■ Aim of the exercise: Extract every line that includes the string "уплотнения".

■ Data records:
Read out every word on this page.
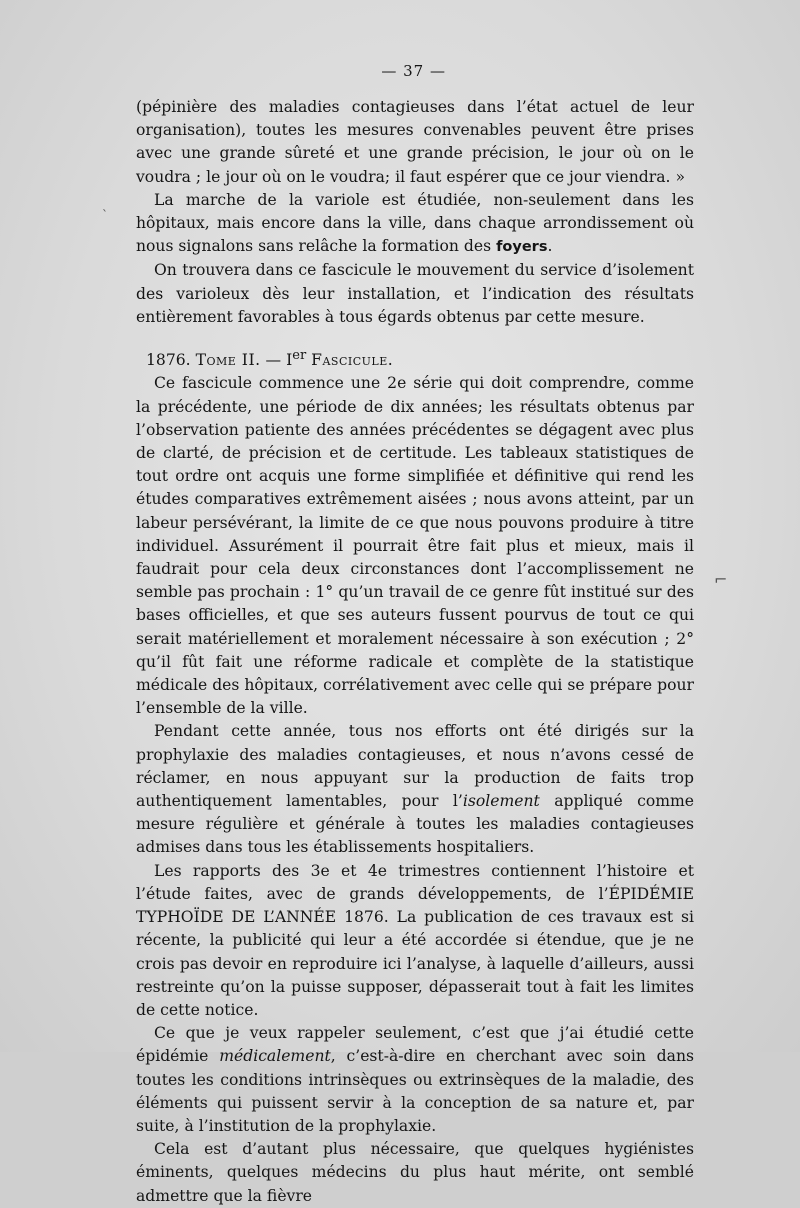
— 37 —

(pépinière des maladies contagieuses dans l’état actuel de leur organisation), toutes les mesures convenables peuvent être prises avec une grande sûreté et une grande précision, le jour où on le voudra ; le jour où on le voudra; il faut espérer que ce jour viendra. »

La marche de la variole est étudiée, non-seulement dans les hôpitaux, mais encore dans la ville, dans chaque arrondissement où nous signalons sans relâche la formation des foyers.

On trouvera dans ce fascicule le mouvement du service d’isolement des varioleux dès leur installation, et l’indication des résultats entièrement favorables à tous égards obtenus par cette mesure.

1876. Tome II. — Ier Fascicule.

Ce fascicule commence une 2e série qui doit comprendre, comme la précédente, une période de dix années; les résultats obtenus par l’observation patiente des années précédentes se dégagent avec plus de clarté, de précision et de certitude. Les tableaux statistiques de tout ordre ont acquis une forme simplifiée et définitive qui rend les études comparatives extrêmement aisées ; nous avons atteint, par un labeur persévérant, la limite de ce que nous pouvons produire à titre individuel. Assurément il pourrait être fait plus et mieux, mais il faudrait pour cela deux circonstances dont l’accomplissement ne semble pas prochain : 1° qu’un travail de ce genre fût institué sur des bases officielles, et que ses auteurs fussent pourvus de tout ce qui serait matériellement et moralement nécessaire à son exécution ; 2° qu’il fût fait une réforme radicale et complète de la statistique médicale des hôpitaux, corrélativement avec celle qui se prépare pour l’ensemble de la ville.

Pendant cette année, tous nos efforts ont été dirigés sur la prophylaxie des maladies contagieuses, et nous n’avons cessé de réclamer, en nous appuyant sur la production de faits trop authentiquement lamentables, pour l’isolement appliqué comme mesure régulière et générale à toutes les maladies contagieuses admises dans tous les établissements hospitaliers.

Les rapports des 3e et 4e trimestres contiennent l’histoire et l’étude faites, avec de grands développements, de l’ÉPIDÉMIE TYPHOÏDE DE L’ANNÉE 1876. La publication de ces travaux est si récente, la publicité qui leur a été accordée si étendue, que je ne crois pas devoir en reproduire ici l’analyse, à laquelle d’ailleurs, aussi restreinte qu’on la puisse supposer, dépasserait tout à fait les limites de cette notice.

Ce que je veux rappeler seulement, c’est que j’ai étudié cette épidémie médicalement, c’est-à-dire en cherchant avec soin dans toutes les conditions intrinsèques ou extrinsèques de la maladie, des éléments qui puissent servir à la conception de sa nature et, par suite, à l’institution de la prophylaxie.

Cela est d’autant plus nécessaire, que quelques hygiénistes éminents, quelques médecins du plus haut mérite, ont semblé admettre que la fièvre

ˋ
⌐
---
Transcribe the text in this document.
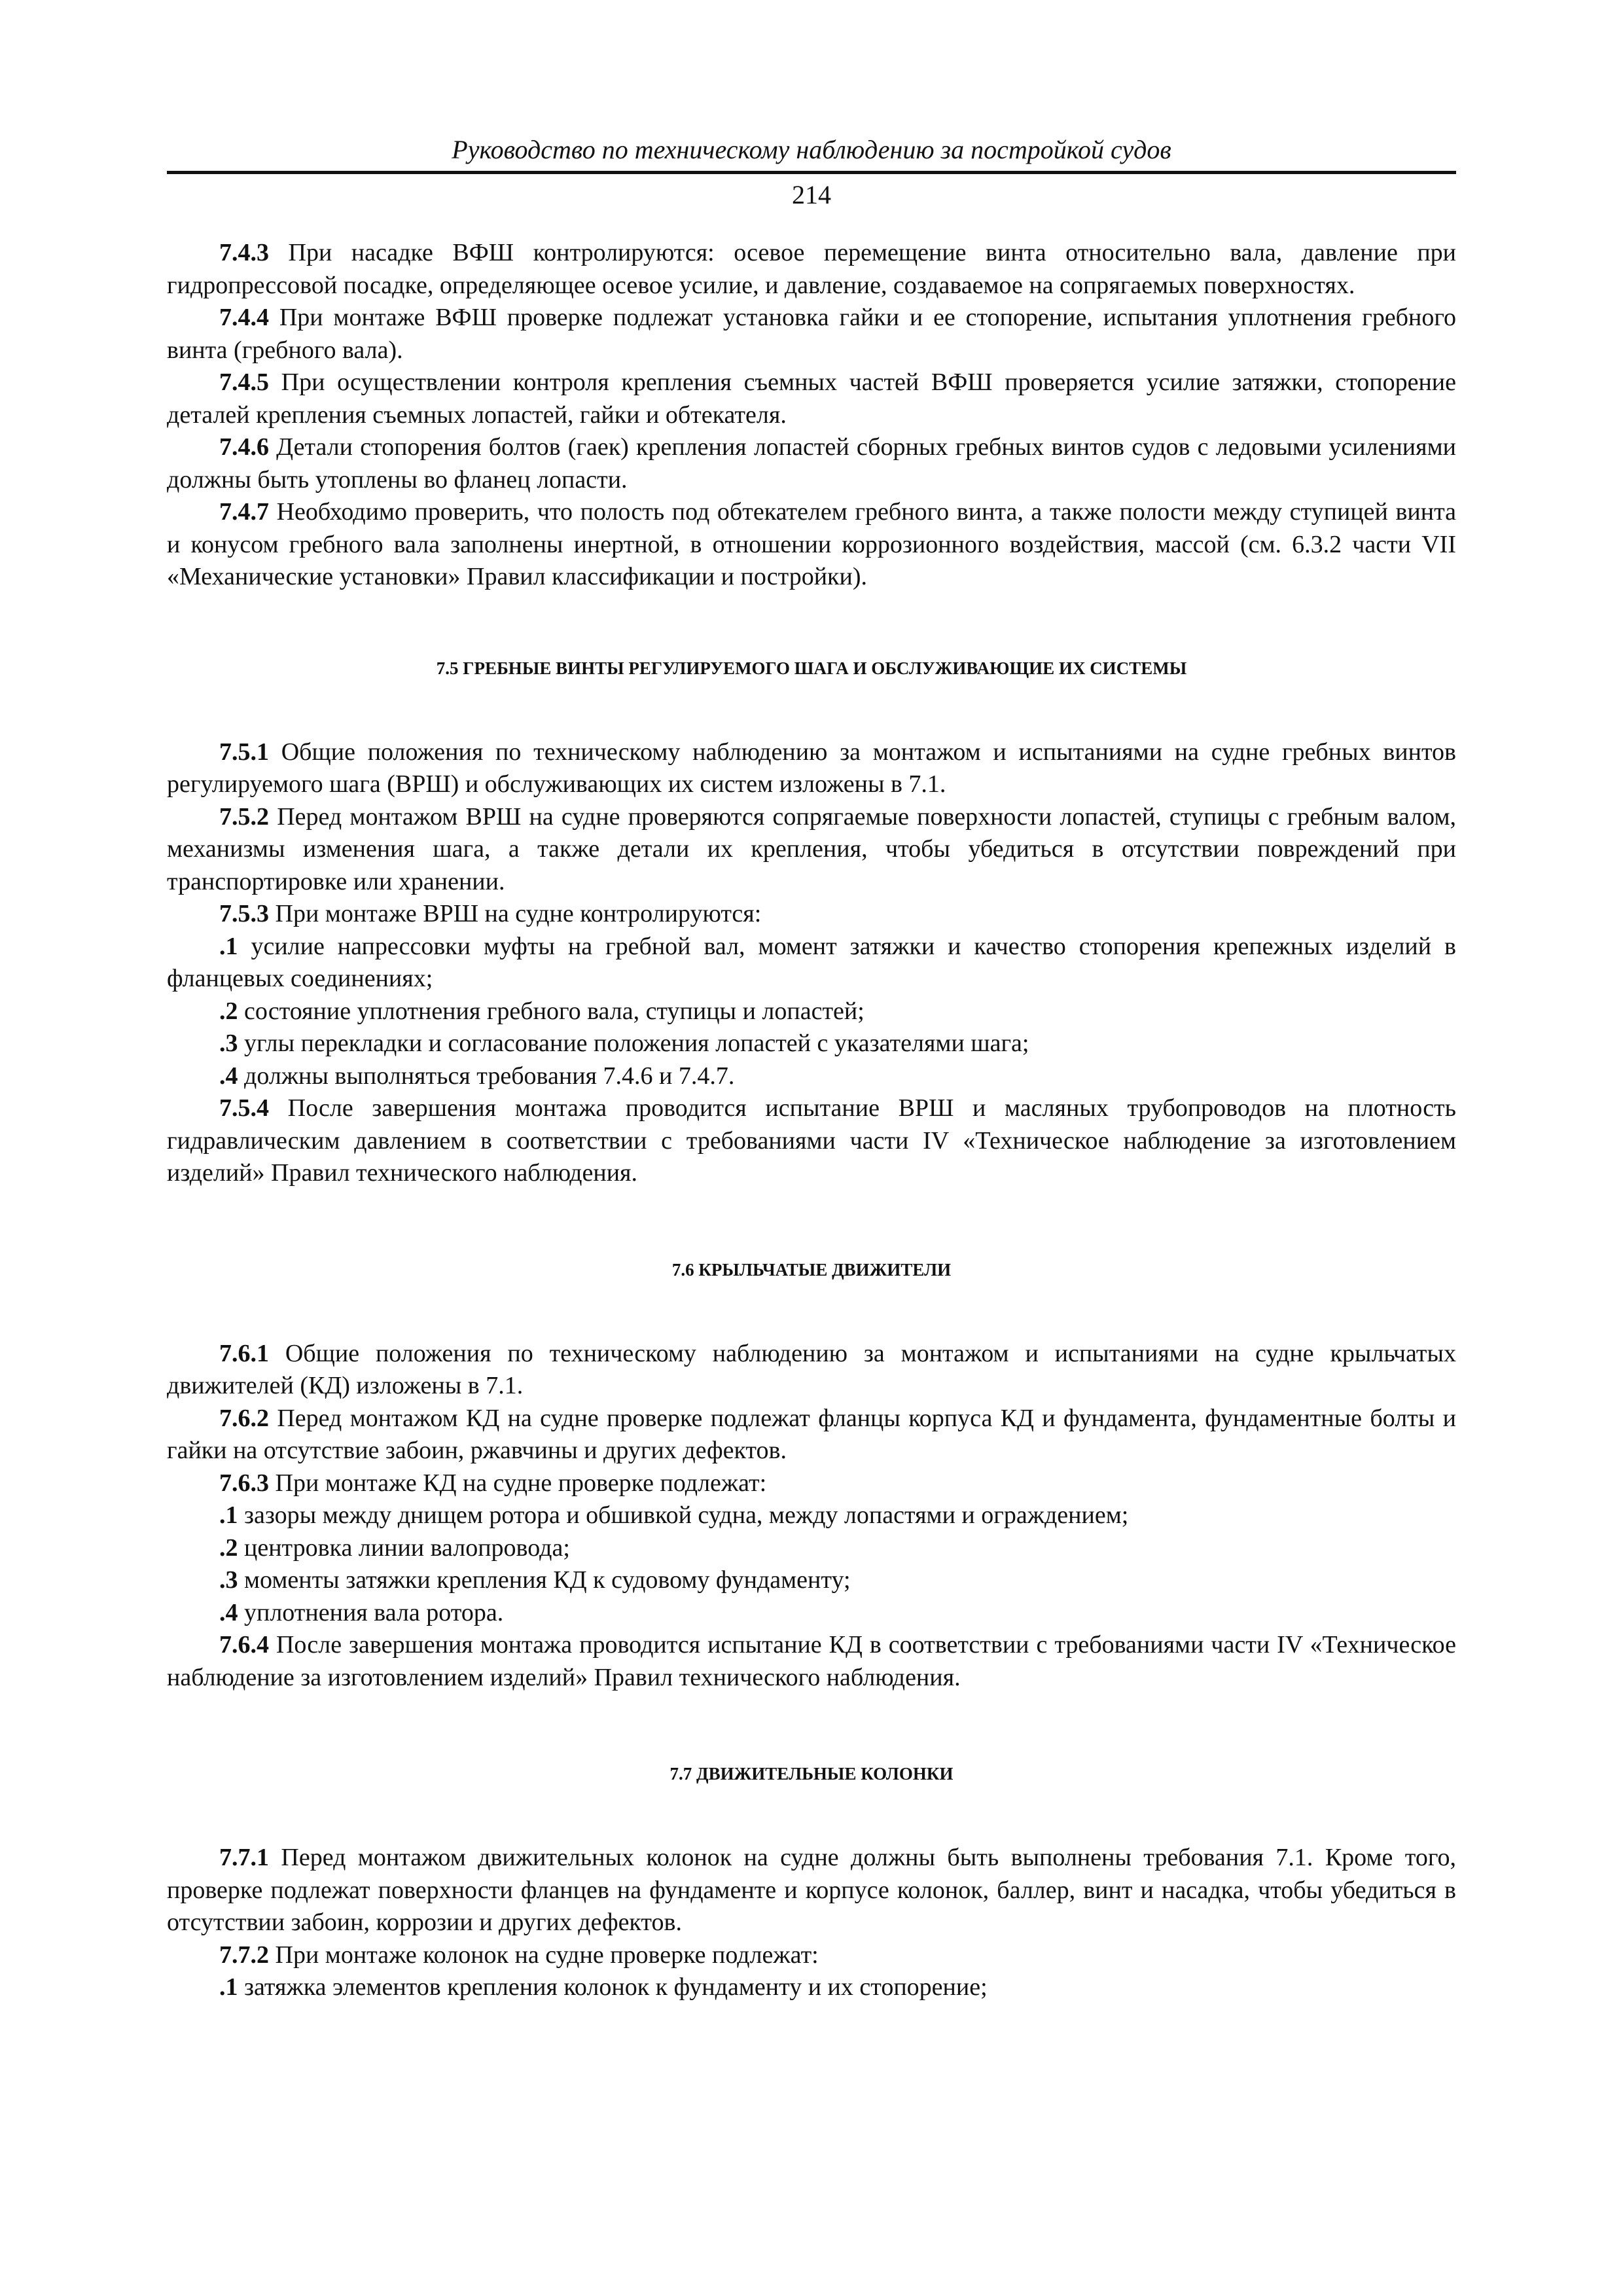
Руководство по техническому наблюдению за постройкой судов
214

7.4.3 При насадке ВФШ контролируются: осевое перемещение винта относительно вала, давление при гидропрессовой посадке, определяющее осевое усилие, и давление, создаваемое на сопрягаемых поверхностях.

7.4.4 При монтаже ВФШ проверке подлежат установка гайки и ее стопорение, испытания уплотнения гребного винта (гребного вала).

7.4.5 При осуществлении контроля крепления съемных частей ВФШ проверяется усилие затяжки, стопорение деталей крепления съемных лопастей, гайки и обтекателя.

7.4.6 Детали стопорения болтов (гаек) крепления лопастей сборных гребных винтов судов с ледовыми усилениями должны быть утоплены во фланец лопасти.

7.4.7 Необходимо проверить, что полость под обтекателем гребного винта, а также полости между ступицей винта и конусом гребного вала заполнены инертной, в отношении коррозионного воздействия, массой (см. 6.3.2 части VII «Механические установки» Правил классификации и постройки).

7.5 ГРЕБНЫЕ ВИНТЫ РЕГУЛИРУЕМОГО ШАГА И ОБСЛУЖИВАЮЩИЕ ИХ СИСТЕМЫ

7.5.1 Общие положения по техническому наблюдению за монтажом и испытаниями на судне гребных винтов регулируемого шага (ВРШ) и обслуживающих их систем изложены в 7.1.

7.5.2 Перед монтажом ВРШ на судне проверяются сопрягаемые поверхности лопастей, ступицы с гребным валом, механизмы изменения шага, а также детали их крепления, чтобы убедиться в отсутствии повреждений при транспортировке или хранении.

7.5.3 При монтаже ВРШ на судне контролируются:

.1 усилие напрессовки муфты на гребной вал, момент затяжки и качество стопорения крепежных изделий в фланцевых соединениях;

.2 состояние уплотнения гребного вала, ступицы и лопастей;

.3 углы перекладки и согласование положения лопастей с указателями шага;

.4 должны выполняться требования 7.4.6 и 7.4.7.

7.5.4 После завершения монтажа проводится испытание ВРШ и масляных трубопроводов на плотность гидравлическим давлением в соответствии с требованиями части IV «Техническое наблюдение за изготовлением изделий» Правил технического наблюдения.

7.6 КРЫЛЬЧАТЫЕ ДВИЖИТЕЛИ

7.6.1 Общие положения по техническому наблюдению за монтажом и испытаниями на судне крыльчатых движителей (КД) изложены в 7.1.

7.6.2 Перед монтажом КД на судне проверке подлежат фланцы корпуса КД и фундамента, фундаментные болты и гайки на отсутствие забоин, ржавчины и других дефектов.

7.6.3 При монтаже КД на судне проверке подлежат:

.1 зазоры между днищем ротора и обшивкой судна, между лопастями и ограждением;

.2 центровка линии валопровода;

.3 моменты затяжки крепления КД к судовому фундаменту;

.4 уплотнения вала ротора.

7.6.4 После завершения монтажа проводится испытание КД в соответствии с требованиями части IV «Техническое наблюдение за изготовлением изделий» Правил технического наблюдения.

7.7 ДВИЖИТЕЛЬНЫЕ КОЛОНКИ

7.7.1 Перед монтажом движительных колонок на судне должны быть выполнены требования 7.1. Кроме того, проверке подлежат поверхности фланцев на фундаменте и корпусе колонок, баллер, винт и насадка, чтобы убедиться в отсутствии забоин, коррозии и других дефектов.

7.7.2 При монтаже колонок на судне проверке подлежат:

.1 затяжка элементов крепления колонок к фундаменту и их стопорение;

■ Exercise response:
7.4.4 При монтаже ВФШ проверке подлежат установка гайки и ее стопорение, испытания уплотнения гребного винта (гребного вала).
.2 состояние уплотнения гребного вала, ступицы и лопастей;
.4 уплотнения вала ротора.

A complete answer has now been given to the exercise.